Written request:
Isolate every line in the data with the string "лицо" and copy it.

Data for this task:

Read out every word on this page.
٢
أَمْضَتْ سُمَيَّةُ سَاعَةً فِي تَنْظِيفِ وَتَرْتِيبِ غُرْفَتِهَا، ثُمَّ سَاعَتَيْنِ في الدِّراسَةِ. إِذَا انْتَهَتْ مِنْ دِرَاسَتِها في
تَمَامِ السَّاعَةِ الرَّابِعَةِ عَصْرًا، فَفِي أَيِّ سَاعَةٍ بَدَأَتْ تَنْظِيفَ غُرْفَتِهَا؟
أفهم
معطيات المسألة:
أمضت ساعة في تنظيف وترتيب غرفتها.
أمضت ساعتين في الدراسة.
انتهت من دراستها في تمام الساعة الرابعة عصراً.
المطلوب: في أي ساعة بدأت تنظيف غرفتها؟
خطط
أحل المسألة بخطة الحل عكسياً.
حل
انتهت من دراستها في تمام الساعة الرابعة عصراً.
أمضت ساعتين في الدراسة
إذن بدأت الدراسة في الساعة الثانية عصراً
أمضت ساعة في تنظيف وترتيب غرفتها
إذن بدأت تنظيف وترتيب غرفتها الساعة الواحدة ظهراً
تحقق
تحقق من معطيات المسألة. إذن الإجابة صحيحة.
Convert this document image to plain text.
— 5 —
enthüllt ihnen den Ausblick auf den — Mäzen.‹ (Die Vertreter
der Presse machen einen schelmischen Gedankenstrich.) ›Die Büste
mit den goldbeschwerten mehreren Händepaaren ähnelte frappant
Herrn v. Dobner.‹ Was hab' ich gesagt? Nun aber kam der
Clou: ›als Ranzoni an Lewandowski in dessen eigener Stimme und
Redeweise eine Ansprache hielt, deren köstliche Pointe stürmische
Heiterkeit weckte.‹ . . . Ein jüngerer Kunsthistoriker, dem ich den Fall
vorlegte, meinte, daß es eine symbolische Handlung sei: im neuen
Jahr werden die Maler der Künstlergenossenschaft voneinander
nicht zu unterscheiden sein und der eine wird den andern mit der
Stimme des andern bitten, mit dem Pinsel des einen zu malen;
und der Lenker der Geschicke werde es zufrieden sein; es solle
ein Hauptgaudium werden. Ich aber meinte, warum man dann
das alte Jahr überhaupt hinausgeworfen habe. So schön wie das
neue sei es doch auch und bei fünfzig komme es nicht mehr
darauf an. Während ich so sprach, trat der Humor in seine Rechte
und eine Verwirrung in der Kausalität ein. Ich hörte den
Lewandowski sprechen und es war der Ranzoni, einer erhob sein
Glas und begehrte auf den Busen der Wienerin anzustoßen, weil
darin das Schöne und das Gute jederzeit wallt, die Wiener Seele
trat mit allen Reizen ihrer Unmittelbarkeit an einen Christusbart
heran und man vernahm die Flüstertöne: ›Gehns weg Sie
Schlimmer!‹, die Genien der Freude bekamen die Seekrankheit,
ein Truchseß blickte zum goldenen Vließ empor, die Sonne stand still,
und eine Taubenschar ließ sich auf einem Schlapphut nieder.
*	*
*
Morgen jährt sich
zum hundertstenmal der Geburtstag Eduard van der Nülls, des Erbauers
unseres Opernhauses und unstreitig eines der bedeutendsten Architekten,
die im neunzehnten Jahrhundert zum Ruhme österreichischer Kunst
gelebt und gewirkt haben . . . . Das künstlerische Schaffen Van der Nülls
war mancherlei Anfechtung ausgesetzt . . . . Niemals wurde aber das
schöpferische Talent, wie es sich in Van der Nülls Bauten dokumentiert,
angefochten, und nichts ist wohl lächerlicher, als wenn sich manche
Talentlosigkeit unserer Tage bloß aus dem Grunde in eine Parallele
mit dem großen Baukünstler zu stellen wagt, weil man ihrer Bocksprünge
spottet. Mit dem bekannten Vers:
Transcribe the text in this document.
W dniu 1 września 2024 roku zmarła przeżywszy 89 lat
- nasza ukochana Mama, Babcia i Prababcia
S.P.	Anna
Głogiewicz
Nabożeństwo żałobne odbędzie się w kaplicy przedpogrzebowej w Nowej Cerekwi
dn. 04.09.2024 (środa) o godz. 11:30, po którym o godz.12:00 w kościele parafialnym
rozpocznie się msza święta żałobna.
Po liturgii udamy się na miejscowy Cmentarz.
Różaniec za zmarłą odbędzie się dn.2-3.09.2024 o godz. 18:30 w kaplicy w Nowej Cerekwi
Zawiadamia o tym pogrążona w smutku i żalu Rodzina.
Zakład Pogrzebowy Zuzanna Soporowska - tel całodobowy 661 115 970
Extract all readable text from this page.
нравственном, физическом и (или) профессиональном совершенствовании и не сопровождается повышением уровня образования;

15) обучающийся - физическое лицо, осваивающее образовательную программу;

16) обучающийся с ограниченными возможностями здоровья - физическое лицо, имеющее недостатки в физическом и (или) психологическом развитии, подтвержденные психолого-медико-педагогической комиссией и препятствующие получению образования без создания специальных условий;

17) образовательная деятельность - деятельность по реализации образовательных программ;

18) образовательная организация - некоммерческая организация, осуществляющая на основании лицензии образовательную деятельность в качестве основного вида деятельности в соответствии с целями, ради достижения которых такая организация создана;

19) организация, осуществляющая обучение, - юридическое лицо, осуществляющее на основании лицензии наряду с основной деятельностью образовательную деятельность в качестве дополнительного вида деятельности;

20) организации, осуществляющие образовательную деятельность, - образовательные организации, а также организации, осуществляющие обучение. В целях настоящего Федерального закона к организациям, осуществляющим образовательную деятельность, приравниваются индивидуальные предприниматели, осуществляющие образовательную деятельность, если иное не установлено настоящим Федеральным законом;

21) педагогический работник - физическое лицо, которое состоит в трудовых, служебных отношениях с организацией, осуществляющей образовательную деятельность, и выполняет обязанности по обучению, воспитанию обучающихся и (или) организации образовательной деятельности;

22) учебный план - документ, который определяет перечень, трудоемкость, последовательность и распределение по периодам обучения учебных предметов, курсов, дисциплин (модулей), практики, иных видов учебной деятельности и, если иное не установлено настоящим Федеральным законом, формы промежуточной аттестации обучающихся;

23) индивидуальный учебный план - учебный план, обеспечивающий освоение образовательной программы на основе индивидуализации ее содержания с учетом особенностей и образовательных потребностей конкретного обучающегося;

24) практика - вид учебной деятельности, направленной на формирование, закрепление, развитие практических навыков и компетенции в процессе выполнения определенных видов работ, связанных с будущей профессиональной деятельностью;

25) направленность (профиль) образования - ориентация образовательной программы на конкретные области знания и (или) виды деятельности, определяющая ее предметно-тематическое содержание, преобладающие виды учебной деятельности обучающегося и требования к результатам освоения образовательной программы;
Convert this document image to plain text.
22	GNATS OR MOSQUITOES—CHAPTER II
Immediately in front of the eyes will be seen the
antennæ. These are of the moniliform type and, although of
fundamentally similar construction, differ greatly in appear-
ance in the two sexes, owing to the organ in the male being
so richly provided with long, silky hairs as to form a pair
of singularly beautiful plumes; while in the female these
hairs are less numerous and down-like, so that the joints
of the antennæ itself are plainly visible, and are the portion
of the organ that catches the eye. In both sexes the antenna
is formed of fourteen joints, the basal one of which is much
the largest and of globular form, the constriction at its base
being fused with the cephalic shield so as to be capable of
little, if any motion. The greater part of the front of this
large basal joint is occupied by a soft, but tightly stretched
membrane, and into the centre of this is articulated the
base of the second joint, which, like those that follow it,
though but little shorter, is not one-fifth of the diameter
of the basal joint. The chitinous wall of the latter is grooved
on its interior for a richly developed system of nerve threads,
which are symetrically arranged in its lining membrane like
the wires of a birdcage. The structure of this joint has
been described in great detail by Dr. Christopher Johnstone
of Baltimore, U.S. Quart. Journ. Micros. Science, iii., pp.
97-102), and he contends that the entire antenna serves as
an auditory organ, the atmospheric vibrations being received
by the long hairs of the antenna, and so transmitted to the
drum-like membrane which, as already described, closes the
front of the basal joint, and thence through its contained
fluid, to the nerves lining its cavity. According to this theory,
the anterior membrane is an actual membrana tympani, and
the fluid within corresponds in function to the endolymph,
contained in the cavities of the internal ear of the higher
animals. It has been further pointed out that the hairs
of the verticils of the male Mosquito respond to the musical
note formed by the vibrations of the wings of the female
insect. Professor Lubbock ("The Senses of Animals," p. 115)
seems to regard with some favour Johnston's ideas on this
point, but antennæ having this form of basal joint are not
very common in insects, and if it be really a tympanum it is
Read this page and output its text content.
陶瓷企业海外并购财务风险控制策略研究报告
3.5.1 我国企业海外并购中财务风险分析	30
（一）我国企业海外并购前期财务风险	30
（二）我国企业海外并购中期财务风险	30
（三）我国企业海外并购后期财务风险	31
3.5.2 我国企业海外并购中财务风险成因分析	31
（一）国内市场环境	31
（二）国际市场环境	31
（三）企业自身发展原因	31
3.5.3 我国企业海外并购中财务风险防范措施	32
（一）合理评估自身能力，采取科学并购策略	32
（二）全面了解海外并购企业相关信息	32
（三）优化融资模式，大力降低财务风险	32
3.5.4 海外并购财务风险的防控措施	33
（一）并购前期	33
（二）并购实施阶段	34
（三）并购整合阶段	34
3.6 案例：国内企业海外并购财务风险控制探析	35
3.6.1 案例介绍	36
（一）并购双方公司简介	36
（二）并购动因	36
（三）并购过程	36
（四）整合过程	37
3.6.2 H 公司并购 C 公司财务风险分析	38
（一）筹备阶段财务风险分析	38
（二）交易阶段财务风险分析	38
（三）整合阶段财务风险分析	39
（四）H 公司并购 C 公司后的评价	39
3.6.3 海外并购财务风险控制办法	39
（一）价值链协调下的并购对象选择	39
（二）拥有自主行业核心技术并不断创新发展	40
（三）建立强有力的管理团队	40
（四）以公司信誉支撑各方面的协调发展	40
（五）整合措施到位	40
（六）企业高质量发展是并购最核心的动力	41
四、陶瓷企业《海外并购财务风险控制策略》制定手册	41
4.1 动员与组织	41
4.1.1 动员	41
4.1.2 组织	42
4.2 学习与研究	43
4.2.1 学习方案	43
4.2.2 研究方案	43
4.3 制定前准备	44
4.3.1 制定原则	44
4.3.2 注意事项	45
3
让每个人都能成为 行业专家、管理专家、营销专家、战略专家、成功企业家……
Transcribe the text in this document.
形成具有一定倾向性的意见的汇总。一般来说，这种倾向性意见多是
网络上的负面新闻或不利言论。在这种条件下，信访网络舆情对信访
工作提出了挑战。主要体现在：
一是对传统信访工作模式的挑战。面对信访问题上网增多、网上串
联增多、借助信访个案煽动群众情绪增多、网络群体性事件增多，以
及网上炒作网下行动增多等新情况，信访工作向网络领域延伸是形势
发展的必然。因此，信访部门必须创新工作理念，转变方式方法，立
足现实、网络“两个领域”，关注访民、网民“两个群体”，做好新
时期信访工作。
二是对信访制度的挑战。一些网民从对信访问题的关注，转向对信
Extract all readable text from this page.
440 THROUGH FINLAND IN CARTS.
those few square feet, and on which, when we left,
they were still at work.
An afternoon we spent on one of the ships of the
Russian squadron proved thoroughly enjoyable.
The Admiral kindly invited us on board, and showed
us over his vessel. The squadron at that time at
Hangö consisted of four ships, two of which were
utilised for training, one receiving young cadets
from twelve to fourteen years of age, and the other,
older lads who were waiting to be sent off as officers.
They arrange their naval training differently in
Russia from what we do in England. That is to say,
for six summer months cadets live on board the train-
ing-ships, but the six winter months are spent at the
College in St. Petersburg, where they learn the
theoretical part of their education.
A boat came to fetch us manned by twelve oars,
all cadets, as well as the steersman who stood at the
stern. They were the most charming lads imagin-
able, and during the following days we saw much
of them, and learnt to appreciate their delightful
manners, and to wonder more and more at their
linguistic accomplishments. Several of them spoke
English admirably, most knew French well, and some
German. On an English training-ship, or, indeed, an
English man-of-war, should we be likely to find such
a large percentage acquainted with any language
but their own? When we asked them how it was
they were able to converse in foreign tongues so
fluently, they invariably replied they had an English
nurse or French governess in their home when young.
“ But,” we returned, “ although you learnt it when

Correct result:
15) обучающийся - физическое лицо, осваивающее образовательную программу;
16) обучающийся с ограниченными возможностями здоровья - физическое лицо, имеющее недостатки в физическом и (или) психологическом развитии, подтвержденные психолого-медико-педагогической комиссией и препятствующие получению образования без создания специальных условий;
19) организация, осуществляющая обучение, - юридическое лицо, осуществляющее на основании лицензии наряду с основной деятельностью образовательную деятельность в качестве дополнительного вида деятельности;
21) педагогический работник - физическое лицо, которое состоит в трудовых, служебных отношениях с организацией, осуществляющей образовательную деятельность, и выполняет обязанности по обучению, воспитанию обучающихся и (или) организации образовательной деятельности;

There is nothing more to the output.